Written task — All of the entries need to be written out again, exactly as they are.

(Chart and figure data)
━━━━━━━━━━━━━━━━━━━━
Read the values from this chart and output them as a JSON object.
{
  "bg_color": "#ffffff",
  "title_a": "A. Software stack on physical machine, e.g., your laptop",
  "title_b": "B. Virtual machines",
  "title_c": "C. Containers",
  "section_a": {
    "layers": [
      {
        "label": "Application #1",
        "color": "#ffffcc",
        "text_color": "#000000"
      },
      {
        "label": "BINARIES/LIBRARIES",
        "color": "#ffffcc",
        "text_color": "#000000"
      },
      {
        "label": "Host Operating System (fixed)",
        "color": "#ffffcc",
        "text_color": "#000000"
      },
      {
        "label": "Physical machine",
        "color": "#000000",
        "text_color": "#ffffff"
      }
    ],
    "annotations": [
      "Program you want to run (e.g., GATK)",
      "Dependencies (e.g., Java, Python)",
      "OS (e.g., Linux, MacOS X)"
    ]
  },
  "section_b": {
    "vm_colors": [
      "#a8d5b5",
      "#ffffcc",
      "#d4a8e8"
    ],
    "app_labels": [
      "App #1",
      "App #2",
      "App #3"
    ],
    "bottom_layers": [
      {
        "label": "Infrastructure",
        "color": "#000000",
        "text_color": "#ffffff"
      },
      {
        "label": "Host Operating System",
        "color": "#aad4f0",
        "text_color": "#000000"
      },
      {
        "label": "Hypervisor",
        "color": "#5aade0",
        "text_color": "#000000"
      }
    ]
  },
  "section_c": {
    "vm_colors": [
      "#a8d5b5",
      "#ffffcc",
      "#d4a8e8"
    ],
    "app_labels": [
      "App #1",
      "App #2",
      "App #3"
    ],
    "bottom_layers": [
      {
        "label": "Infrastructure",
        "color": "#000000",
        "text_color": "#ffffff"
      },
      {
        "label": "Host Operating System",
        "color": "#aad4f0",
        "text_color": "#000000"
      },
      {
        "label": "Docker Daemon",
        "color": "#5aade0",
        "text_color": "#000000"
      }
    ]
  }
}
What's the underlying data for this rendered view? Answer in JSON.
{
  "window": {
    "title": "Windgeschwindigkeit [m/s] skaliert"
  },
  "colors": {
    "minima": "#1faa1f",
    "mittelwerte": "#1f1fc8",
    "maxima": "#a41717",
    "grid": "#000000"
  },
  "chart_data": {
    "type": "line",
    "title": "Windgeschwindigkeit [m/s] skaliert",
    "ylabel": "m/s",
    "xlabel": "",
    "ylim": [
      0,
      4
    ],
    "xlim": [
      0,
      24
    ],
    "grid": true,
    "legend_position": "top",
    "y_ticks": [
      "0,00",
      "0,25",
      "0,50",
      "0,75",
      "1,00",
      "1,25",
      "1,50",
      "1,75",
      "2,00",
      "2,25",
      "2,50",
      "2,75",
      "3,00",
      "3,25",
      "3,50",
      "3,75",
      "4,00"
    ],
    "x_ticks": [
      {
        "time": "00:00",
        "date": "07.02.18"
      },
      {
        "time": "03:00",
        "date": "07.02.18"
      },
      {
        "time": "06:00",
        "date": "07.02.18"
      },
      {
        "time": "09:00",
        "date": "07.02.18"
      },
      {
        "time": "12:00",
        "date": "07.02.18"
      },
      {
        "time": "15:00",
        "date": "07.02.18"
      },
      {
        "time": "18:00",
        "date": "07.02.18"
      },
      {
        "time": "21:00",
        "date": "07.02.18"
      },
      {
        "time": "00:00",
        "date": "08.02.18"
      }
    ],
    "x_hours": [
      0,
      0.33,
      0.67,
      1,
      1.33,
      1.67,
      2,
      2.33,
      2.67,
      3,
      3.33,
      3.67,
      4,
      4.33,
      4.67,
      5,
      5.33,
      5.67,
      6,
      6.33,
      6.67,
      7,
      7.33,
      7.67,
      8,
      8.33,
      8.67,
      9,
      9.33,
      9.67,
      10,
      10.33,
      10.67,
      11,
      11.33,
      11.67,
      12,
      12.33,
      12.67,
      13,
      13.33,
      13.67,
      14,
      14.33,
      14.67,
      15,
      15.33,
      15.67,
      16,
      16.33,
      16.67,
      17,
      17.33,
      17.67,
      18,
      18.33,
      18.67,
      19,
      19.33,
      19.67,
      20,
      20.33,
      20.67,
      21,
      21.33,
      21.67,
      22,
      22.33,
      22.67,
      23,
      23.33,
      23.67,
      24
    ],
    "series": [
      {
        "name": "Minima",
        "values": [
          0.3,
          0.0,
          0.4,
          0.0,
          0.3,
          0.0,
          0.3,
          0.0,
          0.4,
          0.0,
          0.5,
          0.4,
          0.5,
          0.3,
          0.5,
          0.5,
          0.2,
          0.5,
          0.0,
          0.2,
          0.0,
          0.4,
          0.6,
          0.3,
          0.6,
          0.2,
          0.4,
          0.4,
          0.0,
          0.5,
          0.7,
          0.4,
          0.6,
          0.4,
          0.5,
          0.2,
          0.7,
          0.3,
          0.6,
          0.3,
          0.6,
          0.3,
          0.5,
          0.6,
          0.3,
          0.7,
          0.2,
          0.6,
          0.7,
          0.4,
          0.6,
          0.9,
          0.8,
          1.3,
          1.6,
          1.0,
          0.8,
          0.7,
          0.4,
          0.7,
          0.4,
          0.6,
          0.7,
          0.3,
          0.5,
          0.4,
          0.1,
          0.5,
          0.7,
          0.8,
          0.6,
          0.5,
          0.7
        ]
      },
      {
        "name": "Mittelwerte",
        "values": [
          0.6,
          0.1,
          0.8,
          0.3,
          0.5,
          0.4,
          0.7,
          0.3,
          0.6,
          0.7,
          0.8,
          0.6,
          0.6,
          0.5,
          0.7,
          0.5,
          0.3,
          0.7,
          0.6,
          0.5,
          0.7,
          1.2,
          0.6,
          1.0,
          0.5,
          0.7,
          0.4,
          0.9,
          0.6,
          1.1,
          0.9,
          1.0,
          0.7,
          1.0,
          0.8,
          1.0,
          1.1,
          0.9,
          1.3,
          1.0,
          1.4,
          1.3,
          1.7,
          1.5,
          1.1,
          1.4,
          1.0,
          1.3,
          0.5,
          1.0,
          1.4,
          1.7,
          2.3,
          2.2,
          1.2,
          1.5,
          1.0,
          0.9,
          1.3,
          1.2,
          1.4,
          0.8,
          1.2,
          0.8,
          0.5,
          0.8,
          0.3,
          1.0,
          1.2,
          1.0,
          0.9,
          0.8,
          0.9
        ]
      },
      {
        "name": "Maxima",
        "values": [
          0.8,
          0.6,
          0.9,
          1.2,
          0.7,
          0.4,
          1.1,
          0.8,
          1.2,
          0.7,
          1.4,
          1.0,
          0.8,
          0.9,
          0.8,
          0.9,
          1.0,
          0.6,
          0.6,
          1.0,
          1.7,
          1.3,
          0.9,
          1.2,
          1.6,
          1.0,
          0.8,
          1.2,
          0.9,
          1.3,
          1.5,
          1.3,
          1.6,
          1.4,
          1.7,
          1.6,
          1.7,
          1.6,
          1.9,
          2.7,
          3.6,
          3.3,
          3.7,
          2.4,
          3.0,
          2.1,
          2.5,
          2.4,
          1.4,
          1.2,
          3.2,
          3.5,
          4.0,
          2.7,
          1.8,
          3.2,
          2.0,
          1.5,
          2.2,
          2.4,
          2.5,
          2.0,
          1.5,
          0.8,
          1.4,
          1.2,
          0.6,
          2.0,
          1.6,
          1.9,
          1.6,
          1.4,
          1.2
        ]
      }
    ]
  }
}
━━━━━━━━━━━━━━━━━━━━
Written answer —
Read the values from this chart and output them as a JSON object.
{
  "bg_color": "#ffffff",
  "title_a": "A. Software stack on physical machine, e.g., your laptop",
  "title_b": "B. Virtual machines",
  "title_c": "C. Containers",
  "section_a": {
    "layers": [
      {
        "label": "Application #1",
        "color": "#ffffcc",
        "text_color": "#000000"
      },
      {
        "label": "BINARIES/LIBRARIES",
        "color": "#ffffcc",
        "text_color": "#000000"
      },
      {
        "label": "Host Operating System (fixed)",
        "color": "#ffffcc",
        "text_color": "#000000"
      },
      {
        "label": "Physical machine",
        "color": "#000000",
        "text_color": "#ffffff"
      }
    ],
    "annotations": [
      "Program you want to run (e.g., GATK)",
      "Dependencies (e.g., Java, Python)",
      "OS (e.g., Linux, MacOS X)"
    ]
  },
  "section_b": {
    "vm_colors": [
      "#a8d5b5",
      "#ffffcc",
      "#d4a8e8"
    ],
    "app_labels": [
      "App #1",
      "App #2",
      "App #3"
    ],
    "bottom_layers": [
      {
        "label": "Infrastructure",
        "color": "#000000",
        "text_color": "#ffffff"
      },
      {
        "label": "Host Operating System",
        "color": "#aad4f0",
        "text_color": "#000000"
      },
      {
        "label": "Hypervisor",
        "color": "#5aade0",
        "text_color": "#000000"
      }
    ]
  },
  "section_c": {
    "vm_colors": [
      "#a8d5b5",
      "#ffffcc",
      "#d4a8e8"
    ],
    "app_labels": [
      "App #1",
      "App #2",
      "App #3"
    ],
    "bottom_layers": [
      {
        "label": "Infrastructure",
        "color": "#000000",
        "text_color": "#ffffff"
      },
      {
        "label": "Host Operating System",
        "color": "#aad4f0",
        "text_color": "#000000"
      },
      {
        "label": "Docker Daemon",
        "color": "#5aade0",
        "text_color": "#000000"
      }
    ]
  }
}
What's the underlying data for this rendered view? Answer in JSON.
{
  "window": {
    "title": "Windgeschwindigkeit [m/s] skaliert"
  },
  "colors": {
    "minima": "#1faa1f",
    "mittelwerte": "#1f1fc8",
    "maxima": "#a41717",
    "grid": "#000000"
  },
  "chart_data": {
    "type": "line",
    "title": "Windgeschwindigkeit [m/s] skaliert",
    "ylabel": "m/s",
    "xlabel": "",
    "ylim": [
      0,
      4
    ],
    "xlim": [
      0,
      24
    ],
    "grid": true,
    "legend_position": "top",
    "y_ticks": [
      "0,00",
      "0,25",
      "0,50",
      "0,75",
      "1,00",
      "1,25",
      "1,50",
      "1,75",
      "2,00",
      "2,25",
      "2,50",
      "2,75",
      "3,00",
      "3,25",
      "3,50",
      "3,75",
      "4,00"
    ],
    "x_ticks": [
      {
        "time": "00:00",
        "date": "07.02.18"
      },
      {
        "time": "03:00",
        "date": "07.02.18"
      },
      {
        "time": "06:00",
        "date": "07.02.18"
      },
      {
        "time": "09:00",
        "date": "07.02.18"
      },
      {
        "time": "12:00",
        "date": "07.02.18"
      },
      {
        "time": "15:00",
        "date": "07.02.18"
      },
      {
        "time": "18:00",
        "date": "07.02.18"
      },
      {
        "time": "21:00",
        "date": "07.02.18"
      },
      {
        "time": "00:00",
        "date": "08.02.18"
      }
    ],
    "x_hours": [
      0,
      0.33,
      0.67,
      1,
      1.33,
      1.67,
      2,
      2.33,
      2.67,
      3,
      3.33,
      3.67,
      4,
      4.33,
      4.67,
      5,
      5.33,
      5.67,
      6,
      6.33,
      6.67,
      7,
      7.33,
      7.67,
      8,
      8.33,
      8.67,
      9,
      9.33,
      9.67,
      10,
      10.33,
      10.67,
      11,
      11.33,
      11.67,
      12,
      12.33,
      12.67,
      13,
      13.33,
      13.67,
      14,
      14.33,
      14.67,
      15,
      15.33,
      15.67,
      16,
      16.33,
      16.67,
      17,
      17.33,
      17.67,
      18,
      18.33,
      18.67,
      19,
      19.33,
      19.67,
      20,
      20.33,
      20.67,
      21,
      21.33,
      21.67,
      22,
      22.33,
      22.67,
      23,
      23.33,
      23.67,
      24
    ],
    "series": [
      {
        "name": "Minima",
        "values": [
          0.3,
          0.0,
          0.4,
          0.0,
          0.3,
          0.0,
          0.3,
          0.0,
          0.4,
          0.0,
          0.5,
          0.4,
          0.5,
          0.3,
          0.5,
          0.5,
          0.2,
          0.5,
          0.0,
          0.2,
          0.0,
          0.4,
          0.6,
          0.3,
          0.6,
          0.2,
          0.4,
          0.4,
          0.0,
          0.5,
          0.7,
          0.4,
          0.6,
          0.4,
          0.5,
          0.2,
          0.7,
          0.3,
          0.6,
          0.3,
          0.6,
          0.3,
          0.5,
          0.6,
          0.3,
          0.7,
          0.2,
          0.6,
          0.7,
          0.4,
          0.6,
          0.9,
          0.8,
          1.3,
          1.6,
          1.0,
          0.8,
          0.7,
          0.4,
          0.7,
          0.4,
          0.6,
          0.7,
          0.3,
          0.5,
          0.4,
          0.1,
          0.5,
          0.7,
          0.8,
          0.6,
          0.5,
          0.7
        ]
      },
      {
        "name": "Mittelwerte",
        "values": [
          0.6,
          0.1,
          0.8,
          0.3,
          0.5,
          0.4,
          0.7,
          0.3,
          0.6,
          0.7,
          0.8,
          0.6,
          0.6,
          0.5,
          0.7,
          0.5,
          0.3,
          0.7,
          0.6,
          0.5,
          0.7,
          1.2,
          0.6,
          1.0,
          0.5,
          0.7,
          0.4,
          0.9,
          0.6,
          1.1,
          0.9,
          1.0,
          0.7,
          1.0,
          0.8,
          1.0,
          1.1,
          0.9,
          1.3,
          1.0,
          1.4,
          1.3,
          1.7,
          1.5,
          1.1,
          1.4,
          1.0,
          1.3,
          0.5,
          1.0,
          1.4,
          1.7,
          2.3,
          2.2,
          1.2,
          1.5,
          1.0,
          0.9,
          1.3,
          1.2,
          1.4,
          0.8,
          1.2,
          0.8,
          0.5,
          0.8,
          0.3,
          1.0,
          1.2,
          1.0,
          0.9,
          0.8,
          0.9
        ]
      },
      {
        "name": "Maxima",
        "values": [
          0.8,
          0.6,
          0.9,
          1.2,
          0.7,
          0.4,
          1.1,
          0.8,
          1.2,
          0.7,
          1.4,
          1.0,
          0.8,
          0.9,
          0.8,
          0.9,
          1.0,
          0.6,
          0.6,
          1.0,
          1.7,
          1.3,
          0.9,
          1.2,
          1.6,
          1.0,
          0.8,
          1.2,
          0.9,
          1.3,
          1.5,
          1.3,
          1.6,
          1.4,
          1.7,
          1.6,
          1.7,
          1.6,
          1.9,
          2.7,
          3.6,
          3.3,
          3.7,
          2.4,
          3.0,
          2.1,
          2.5,
          2.4,
          1.4,
          1.2,
          3.2,
          3.5,
          4.0,
          2.7,
          1.8,
          3.2,
          2.0,
          1.5,
          2.2,
          2.4,
          2.5,
          2.0,
          1.5,
          0.8,
          1.4,
          1.2,
          0.6,
          2.0,
          1.6,
          1.9,
          1.6,
          1.4,
          1.2
        ]
      }
    ]
  }
}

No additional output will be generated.